- Directions
Retype each line exactly. Skip images.

"""

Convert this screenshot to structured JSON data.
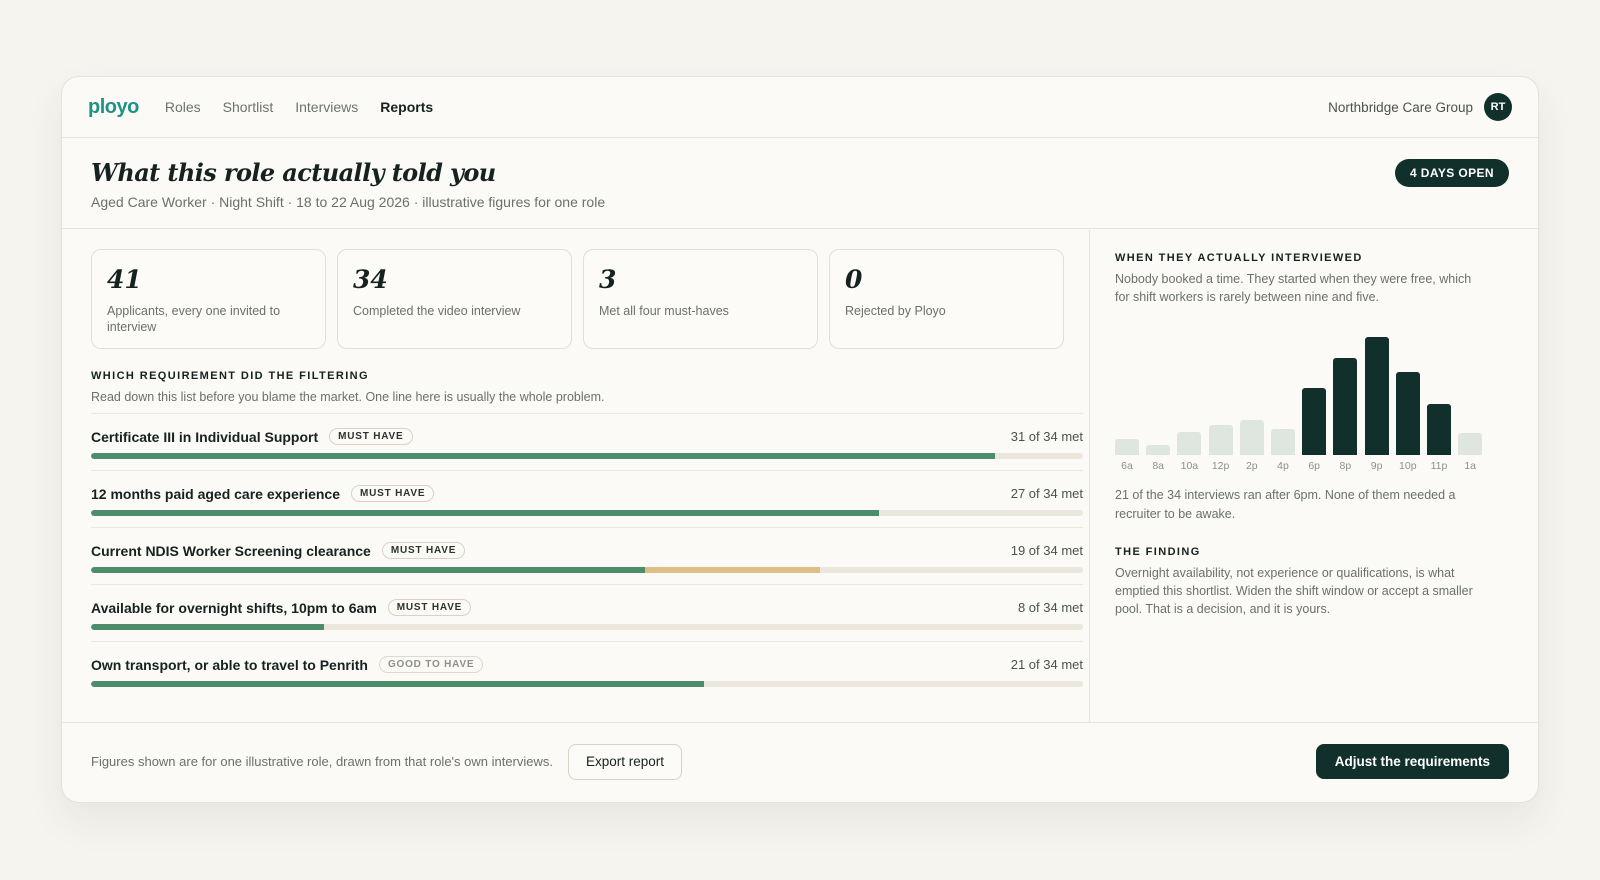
{
  "nav": {
    "logo": "ployo",
    "links": [
      "Roles",
      "Shortlist",
      "Interviews",
      "Reports"
    ],
    "active": "Reports",
    "org": "Northbridge Care Group",
    "avatar": "RT"
  },
  "header": {
    "title": "What this role actually told you",
    "subtitle": "Aged Care Worker · Night Shift · 18 to 22 Aug 2026 · illustrative figures for one role",
    "badge": "4 DAYS OPEN"
  },
  "stats": [
    {
      "value": "41",
      "label": "Applicants, every one invited to interview"
    },
    {
      "value": "34",
      "label": "Completed the video interview"
    },
    {
      "value": "3",
      "label": "Met all four must-haves"
    },
    {
      "value": "0",
      "label": "Rejected by Ployo"
    }
  ],
  "requirements_section": {
    "title": "WHICH REQUIREMENT DID THE FILTERING",
    "description": "Read down this list before you blame the market. One line here is usually the whole problem."
  },
  "requirements": [
    {
      "name": "Certificate III in Individual Support",
      "tag": "MUST HAVE",
      "count": "31 of 34 met",
      "met": 31,
      "total": 34,
      "amber_end": null
    },
    {
      "name": "12 months paid aged care experience",
      "tag": "MUST HAVE",
      "count": "27 of 34 met",
      "met": 27,
      "total": 34,
      "amber_end": null
    },
    {
      "name": "Current NDIS Worker Screening clearance",
      "tag": "MUST HAVE",
      "count": "19 of 34 met",
      "met": 19,
      "total": 34,
      "amber_end": 25
    },
    {
      "name": "Available for overnight shifts, 10pm to 6am",
      "tag": "MUST HAVE",
      "count": "8 of 34 met",
      "met": 8,
      "total": 34,
      "amber_end": null
    },
    {
      "name": "Own transport, or able to travel to Penrith",
      "tag": "GOOD TO HAVE",
      "count": "21 of 34 met",
      "met": 21,
      "total": 34,
      "amber_end": null
    }
  ],
  "interview_times": {
    "title": "WHEN THEY ACTUALLY INTERVIEWED",
    "description": "Nobody booked a time. They started when they were free, which for shift workers is rarely between nine and five.",
    "note": "21 of the 34 interviews ran after 6pm. None of them needed a recruiter to be awake."
  },
  "chart_data": {
    "type": "bar",
    "categories": [
      "6a",
      "8a",
      "10a",
      "12p",
      "2p",
      "4p",
      "6p",
      "8p",
      "9p",
      "10p",
      "11p",
      "1a"
    ],
    "values": [
      1.4,
      0.9,
      2.0,
      2.6,
      3.1,
      2.3,
      5.9,
      8.5,
      10.3,
      7.3,
      4.5,
      1.9
    ],
    "highlighted": [
      false,
      false,
      false,
      false,
      false,
      false,
      true,
      true,
      true,
      true,
      true,
      false
    ],
    "ylim": [
      0,
      10.5
    ],
    "grid": false,
    "colors": {
      "highlighted": "#12302b",
      "base": "#dfe6e0"
    }
  },
  "finding": {
    "title": "THE FINDING",
    "text": "Overnight availability, not experience or qualifications, is what emptied this shortlist. Widen the shift window or accept a smaller pool. That is a decision, and it is yours."
  },
  "footer": {
    "note": "Figures shown are for one illustrative role, drawn from that role's own interviews.",
    "export_label": "Export report",
    "adjust_label": "Adjust the requirements"
  },
  "colors": {
    "accent": "#1f9486",
    "dark": "#12302b",
    "bar_fill": "#4e8d6c",
    "bar_amber": "#dcbf85",
    "bar_track": "#ece7dc",
    "background": "#f6f4ef"
  }
}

"""

- Solved problem
Convert this screenshot to structured JSON data.
{
  "nav": {
    "logo": "ployo",
    "links": [
      "Roles",
      "Shortlist",
      "Interviews",
      "Reports"
    ],
    "active": "Reports",
    "org": "Northbridge Care Group",
    "avatar": "RT"
  },
  "header": {
    "title": "What this role actually told you",
    "subtitle": "Aged Care Worker · Night Shift · 18 to 22 Aug 2026 · illustrative figures for one role",
    "badge": "4 DAYS OPEN"
  },
  "stats": [
    {
      "value": "41",
      "label": "Applicants, every one invited to interview"
    },
    {
      "value": "34",
      "label": "Completed the video interview"
    },
    {
      "value": "3",
      "label": "Met all four must-haves"
    },
    {
      "value": "0",
      "label": "Rejected by Ployo"
    }
  ],
  "requirements_section": {
    "title": "WHICH REQUIREMENT DID THE FILTERING",
    "description": "Read down this list before you blame the market. One line here is usually the whole problem."
  },
  "requirements": [
    {
      "name": "Certificate III in Individual Support",
      "tag": "MUST HAVE",
      "count": "31 of 34 met",
      "met": 31,
      "total": 34,
      "amber_end": null
    },
    {
      "name": "12 months paid aged care experience",
      "tag": "MUST HAVE",
      "count": "27 of 34 met",
      "met": 27,
      "total": 34,
      "amber_end": null
    },
    {
      "name": "Current NDIS Worker Screening clearance",
      "tag": "MUST HAVE",
      "count": "19 of 34 met",
      "met": 19,
      "total": 34,
      "amber_end": 25
    },
    {
      "name": "Available for overnight shifts, 10pm to 6am",
      "tag": "MUST HAVE",
      "count": "8 of 34 met",
      "met": 8,
      "total": 34,
      "amber_end": null
    },
    {
      "name": "Own transport, or able to travel to Penrith",
      "tag": "GOOD TO HAVE",
      "count": "21 of 34 met",
      "met": 21,
      "total": 34,
      "amber_end": null
    }
  ],
  "interview_times": {
    "title": "WHEN THEY ACTUALLY INTERVIEWED",
    "description": "Nobody booked a time. They started when they were free, which for shift workers is rarely between nine and five.",
    "note": "21 of the 34 interviews ran after 6pm. None of them needed a recruiter to be awake."
  },
  "chart_data": {
    "type": "bar",
    "categories": [
      "6a",
      "8a",
      "10a",
      "12p",
      "2p",
      "4p",
      "6p",
      "8p",
      "9p",
      "10p",
      "11p",
      "1a"
    ],
    "values": [
      1.4,
      0.9,
      2.0,
      2.6,
      3.1,
      2.3,
      5.9,
      8.5,
      10.3,
      7.3,
      4.5,
      1.9
    ],
    "highlighted": [
      false,
      false,
      false,
      false,
      false,
      false,
      true,
      true,
      true,
      true,
      true,
      false
    ],
    "ylim": [
      0,
      10.5
    ],
    "grid": false,
    "colors": {
      "highlighted": "#12302b",
      "base": "#dfe6e0"
    }
  },
  "finding": {
    "title": "THE FINDING",
    "text": "Overnight availability, not experience or qualifications, is what emptied this shortlist. Widen the shift window or accept a smaller pool. That is a decision, and it is yours."
  },
  "footer": {
    "note": "Figures shown are for one illustrative role, drawn from that role's own interviews.",
    "export_label": "Export report",
    "adjust_label": "Adjust the requirements"
  },
  "colors": {
    "accent": "#1f9486",
    "dark": "#12302b",
    "bar_fill": "#4e8d6c",
    "bar_amber": "#dcbf85",
    "bar_track": "#ece7dc",
    "background": "#f6f4ef"
  }
}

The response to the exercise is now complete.